[Entries from a dataset]
■ ■ ■ ■
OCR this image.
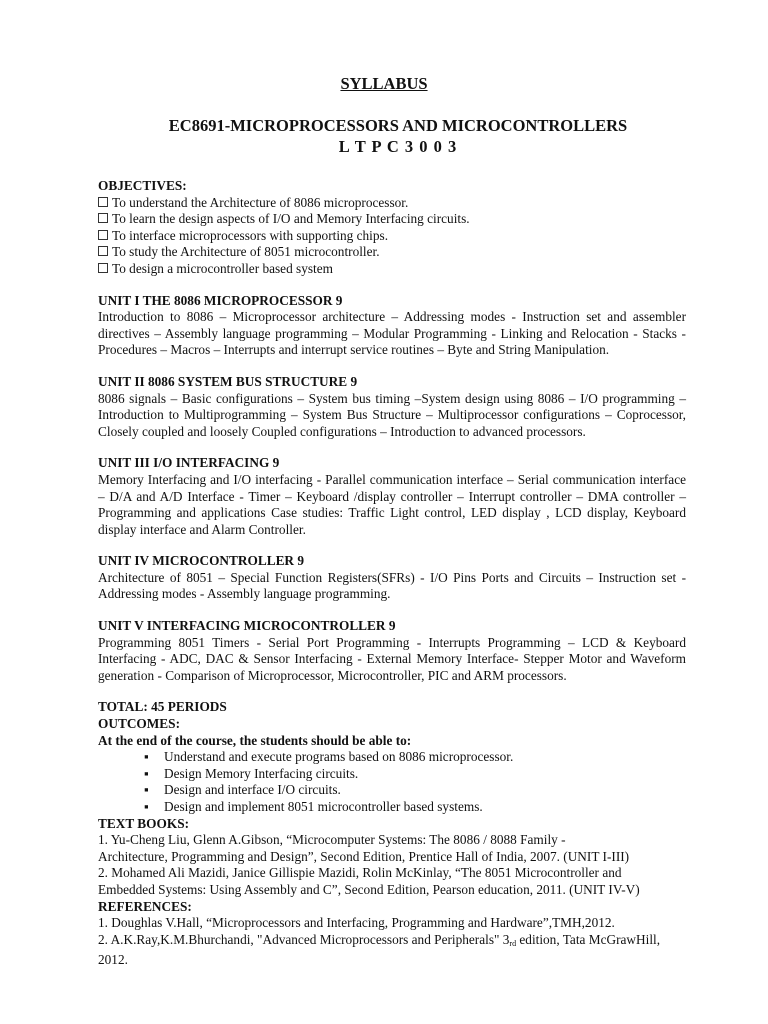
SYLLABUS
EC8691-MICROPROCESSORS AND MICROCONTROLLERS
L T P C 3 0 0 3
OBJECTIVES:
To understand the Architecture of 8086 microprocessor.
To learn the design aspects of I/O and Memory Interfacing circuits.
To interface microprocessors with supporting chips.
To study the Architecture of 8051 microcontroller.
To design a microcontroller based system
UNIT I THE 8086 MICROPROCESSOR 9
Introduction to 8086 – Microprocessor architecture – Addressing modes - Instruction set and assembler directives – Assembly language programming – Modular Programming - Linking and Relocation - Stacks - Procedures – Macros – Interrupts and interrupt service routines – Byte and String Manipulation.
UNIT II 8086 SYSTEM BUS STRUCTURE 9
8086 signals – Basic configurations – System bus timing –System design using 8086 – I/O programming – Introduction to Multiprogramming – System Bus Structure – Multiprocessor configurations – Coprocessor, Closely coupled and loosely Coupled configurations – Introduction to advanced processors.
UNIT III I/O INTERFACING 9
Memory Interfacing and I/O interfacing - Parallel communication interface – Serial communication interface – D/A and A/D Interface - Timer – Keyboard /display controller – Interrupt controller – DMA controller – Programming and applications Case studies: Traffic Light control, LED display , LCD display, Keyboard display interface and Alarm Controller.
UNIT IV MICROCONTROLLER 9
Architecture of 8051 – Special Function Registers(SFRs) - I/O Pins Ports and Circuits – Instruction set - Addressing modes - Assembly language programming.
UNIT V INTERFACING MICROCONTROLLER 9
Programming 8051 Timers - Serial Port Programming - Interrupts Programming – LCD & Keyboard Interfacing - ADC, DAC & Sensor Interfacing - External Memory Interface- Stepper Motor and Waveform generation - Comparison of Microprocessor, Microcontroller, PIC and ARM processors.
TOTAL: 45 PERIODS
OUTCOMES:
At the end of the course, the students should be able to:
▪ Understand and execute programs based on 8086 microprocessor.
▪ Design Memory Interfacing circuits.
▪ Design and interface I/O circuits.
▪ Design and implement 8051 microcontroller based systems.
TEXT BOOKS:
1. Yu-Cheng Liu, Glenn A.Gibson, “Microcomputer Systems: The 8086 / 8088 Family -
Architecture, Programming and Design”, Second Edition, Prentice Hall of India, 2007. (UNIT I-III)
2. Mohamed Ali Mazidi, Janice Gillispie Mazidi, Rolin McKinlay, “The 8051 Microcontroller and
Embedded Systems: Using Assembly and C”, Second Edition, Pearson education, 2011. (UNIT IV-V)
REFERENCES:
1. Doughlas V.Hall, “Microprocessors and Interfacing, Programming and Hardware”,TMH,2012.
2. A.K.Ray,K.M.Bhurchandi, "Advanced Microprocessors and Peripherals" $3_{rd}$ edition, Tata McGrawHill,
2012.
■ ■ ■ ■
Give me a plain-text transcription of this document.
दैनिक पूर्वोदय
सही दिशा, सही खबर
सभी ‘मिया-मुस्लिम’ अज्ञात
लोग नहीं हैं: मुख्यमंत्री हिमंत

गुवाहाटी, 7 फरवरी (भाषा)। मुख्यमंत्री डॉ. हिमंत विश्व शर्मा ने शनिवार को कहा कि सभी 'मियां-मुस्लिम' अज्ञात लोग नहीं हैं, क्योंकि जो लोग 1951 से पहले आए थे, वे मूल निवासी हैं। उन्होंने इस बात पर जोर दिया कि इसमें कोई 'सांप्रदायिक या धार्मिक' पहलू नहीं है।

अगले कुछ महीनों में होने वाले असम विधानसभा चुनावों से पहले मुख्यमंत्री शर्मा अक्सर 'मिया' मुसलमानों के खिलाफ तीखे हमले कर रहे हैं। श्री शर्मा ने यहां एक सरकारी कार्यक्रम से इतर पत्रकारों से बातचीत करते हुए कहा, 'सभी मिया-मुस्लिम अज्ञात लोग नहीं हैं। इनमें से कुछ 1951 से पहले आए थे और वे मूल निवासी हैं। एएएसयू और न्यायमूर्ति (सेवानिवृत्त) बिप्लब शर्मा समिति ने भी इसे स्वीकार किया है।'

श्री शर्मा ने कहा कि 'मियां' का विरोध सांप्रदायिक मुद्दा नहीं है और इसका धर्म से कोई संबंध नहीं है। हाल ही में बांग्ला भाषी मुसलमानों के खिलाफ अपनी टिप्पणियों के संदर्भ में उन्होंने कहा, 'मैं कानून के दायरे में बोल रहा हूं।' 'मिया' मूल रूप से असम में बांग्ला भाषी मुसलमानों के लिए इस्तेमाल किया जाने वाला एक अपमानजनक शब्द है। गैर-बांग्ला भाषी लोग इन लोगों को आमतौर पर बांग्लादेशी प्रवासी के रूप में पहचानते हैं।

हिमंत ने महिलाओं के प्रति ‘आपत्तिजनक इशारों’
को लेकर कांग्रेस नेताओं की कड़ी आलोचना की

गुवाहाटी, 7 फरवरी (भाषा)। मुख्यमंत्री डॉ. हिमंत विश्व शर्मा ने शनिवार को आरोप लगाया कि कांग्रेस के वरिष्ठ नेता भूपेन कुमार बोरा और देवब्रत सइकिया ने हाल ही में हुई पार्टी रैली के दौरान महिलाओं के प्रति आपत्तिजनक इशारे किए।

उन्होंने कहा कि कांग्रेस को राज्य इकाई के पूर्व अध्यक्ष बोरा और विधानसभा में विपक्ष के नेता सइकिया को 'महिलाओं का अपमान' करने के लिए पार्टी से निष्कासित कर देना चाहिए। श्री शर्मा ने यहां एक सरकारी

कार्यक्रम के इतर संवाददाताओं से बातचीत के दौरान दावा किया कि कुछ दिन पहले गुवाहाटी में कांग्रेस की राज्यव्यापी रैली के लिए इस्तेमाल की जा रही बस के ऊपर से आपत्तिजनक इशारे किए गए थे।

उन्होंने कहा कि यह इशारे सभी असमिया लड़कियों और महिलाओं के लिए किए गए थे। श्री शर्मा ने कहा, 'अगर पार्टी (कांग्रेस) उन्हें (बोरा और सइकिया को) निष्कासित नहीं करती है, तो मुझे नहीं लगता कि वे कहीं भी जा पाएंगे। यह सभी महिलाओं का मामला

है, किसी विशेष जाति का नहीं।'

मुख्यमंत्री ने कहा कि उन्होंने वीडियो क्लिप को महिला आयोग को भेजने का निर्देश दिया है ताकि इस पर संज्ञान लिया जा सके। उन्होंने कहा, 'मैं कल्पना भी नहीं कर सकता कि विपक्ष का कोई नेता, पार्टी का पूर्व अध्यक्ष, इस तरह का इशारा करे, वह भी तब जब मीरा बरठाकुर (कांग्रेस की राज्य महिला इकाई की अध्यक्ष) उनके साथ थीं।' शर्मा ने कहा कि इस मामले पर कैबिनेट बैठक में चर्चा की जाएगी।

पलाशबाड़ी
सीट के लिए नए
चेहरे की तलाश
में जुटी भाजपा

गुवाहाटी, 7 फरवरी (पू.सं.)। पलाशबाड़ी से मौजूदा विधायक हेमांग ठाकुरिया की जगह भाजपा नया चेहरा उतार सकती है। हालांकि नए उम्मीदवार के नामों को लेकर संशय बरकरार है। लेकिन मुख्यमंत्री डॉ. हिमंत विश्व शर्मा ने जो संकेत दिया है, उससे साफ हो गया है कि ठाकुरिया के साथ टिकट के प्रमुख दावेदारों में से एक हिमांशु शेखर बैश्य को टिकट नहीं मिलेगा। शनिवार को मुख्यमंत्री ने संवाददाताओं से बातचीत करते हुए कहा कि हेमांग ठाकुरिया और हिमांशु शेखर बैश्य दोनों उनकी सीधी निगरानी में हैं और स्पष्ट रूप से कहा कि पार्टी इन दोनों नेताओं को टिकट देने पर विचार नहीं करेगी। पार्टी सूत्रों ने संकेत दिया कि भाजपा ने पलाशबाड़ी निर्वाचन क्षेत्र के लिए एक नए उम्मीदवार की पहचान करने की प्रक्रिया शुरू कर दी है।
■ ■ ■ ■
▶ **Brief**: Pick out every line above that contains the word "Memory" and copy it.

▶ **Result**:
To learn the design aspects of I/O and Memory Interfacing circuits.
Memory Interfacing and I/O interfacing - Parallel communication interface – Serial communication interface – D/A and A/D Interface - Timer – Keyboard /display controller – Interrupt controller – DMA controller – Programming and applications Case studies: Traffic Light control, LED display , LCD display, Keyboard display interface and Alarm Controller.
Programming 8051 Timers - Serial Port Programming - Interrupts Programming – LCD & Keyboard Interfacing - ADC, DAC & Sensor Interfacing - External Memory Interface- Stepper Motor and Waveform generation - Comparison of Microprocessor, Microcontroller, PIC and ARM processors.
▪ Design Memory Interfacing circuits.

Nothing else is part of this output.